___ DATA EXCERPTS

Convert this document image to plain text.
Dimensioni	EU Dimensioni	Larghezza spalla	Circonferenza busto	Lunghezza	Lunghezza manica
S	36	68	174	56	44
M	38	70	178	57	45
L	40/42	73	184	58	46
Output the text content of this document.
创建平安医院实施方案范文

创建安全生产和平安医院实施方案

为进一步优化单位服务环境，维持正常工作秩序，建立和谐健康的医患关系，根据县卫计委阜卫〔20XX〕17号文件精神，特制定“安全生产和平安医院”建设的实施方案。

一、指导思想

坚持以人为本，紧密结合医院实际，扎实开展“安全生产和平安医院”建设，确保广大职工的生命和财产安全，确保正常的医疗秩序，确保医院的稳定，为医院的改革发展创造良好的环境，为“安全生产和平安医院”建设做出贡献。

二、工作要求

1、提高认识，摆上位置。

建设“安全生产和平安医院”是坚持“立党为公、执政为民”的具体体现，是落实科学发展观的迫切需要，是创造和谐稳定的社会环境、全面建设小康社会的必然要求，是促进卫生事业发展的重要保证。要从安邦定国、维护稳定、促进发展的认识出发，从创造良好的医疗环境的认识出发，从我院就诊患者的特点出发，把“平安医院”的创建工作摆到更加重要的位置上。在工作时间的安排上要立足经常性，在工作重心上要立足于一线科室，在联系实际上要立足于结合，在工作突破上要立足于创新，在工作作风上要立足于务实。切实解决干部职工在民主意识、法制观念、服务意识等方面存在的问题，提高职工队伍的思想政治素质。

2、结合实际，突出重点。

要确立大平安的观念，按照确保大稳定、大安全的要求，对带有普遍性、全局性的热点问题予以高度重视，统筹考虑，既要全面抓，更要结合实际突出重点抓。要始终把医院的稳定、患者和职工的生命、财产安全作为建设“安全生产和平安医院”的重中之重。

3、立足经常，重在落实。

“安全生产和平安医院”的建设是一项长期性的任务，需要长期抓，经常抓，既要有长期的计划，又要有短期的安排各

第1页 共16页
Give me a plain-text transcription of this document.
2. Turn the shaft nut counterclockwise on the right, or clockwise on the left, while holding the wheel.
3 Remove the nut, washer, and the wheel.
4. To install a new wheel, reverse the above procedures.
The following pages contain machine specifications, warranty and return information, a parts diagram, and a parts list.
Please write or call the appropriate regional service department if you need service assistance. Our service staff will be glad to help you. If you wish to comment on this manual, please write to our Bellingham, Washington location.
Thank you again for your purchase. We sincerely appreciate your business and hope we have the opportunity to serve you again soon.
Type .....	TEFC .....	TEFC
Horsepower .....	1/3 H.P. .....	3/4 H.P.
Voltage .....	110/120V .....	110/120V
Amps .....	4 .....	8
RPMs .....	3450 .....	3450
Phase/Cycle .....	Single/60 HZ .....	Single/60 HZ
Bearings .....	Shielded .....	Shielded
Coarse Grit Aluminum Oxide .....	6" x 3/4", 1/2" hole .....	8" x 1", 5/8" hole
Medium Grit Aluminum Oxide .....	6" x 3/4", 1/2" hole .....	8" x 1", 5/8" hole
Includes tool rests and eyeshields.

______

OBJECTIVE - Write out the whole listing again, exactly as it stands.

TASK ANSWER -
Convert this document image to plain text.
Dimensioni	EU Dimensioni	Larghezza spalla	Circonferenza busto	Lunghezza	Lunghezza manica
S	36	68	174	56	44
M	38	70	178	57	45
L	40/42	73	184	58	46
Output the text content of this document.
创建平安医院实施方案范文

创建安全生产和平安医院实施方案

为进一步优化单位服务环境，维持正常工作秩序，建立和谐健康的医患关系，根据县卫计委阜卫〔20XX〕17号文件精神，特制定“安全生产和平安医院”建设的实施方案。

一、指导思想

坚持以人为本，紧密结合医院实际，扎实开展“安全生产和平安医院”建设，确保广大职工的生命和财产安全，确保正常的医疗秩序，确保医院的稳定，为医院的改革发展创造良好的环境，为“安全生产和平安医院”建设做出贡献。

二、工作要求

1、提高认识，摆上位置。

建设“安全生产和平安医院”是坚持“立党为公、执政为民”的具体体现，是落实科学发展观的迫切需要，是创造和谐稳定的社会环境、全面建设小康社会的必然要求，是促进卫生事业发展的重要保证。要从安邦定国、维护稳定、促进发展的认识出发，从创造良好的医疗环境的认识出发，从我院就诊患者的特点出发，把“平安医院”的创建工作摆到更加重要的位置上。在工作时间的安排上要立足经常性，在工作重心上要立足于一线科室，在联系实际上要立足于结合，在工作突破上要立足于创新，在工作作风上要立足于务实。切实解决干部职工在民主意识、法制观念、服务意识等方面存在的问题，提高职工队伍的思想政治素质。

2、结合实际，突出重点。

要确立大平安的观念，按照确保大稳定、大安全的要求，对带有普遍性、全局性的热点问题予以高度重视，统筹考虑，既要全面抓，更要结合实际突出重点抓。要始终把医院的稳定、患者和职工的生命、财产安全作为建设“安全生产和平安医院”的重中之重。

3、立足经常，重在落实。

“安全生产和平安医院”的建设是一项长期性的任务，需要长期抓，经常抓，既要有长期的计划，又要有短期的安排各

第1页 共16页
Give me a plain-text transcription of this document.
2. Turn the shaft nut counterclockwise on the right, or clockwise on the left, while holding the wheel.
3 Remove the nut, washer, and the wheel.
4. To install a new wheel, reverse the above procedures.
The following pages contain machine specifications, warranty and return information, a parts diagram, and a parts list.
Please write or call the appropriate regional service department if you need service assistance. Our service staff will be glad to help you. If you wish to comment on this manual, please write to our Bellingham, Washington location.
Thank you again for your purchase. We sincerely appreciate your business and hope we have the opportunity to serve you again soon.
Type .....	TEFC .....	TEFC
Horsepower .....	1/3 H.P. .....	3/4 H.P.
Voltage .....	110/120V .....	110/120V
Amps .....	4 .....	8
RPMs .....	3450 .....	3450
Phase/Cycle .....	Single/60 HZ .....	Single/60 HZ
Bearings .....	Shielded .....	Shielded
Coarse Grit Aluminum Oxide .....	6" x 3/4", 1/2" hole .....	8" x 1", 5/8" hole
Medium Grit Aluminum Oxide .....	6" x 3/4", 1/2" hole .....	8" x 1", 5/8" hole
Includes tool rests and eyeshields.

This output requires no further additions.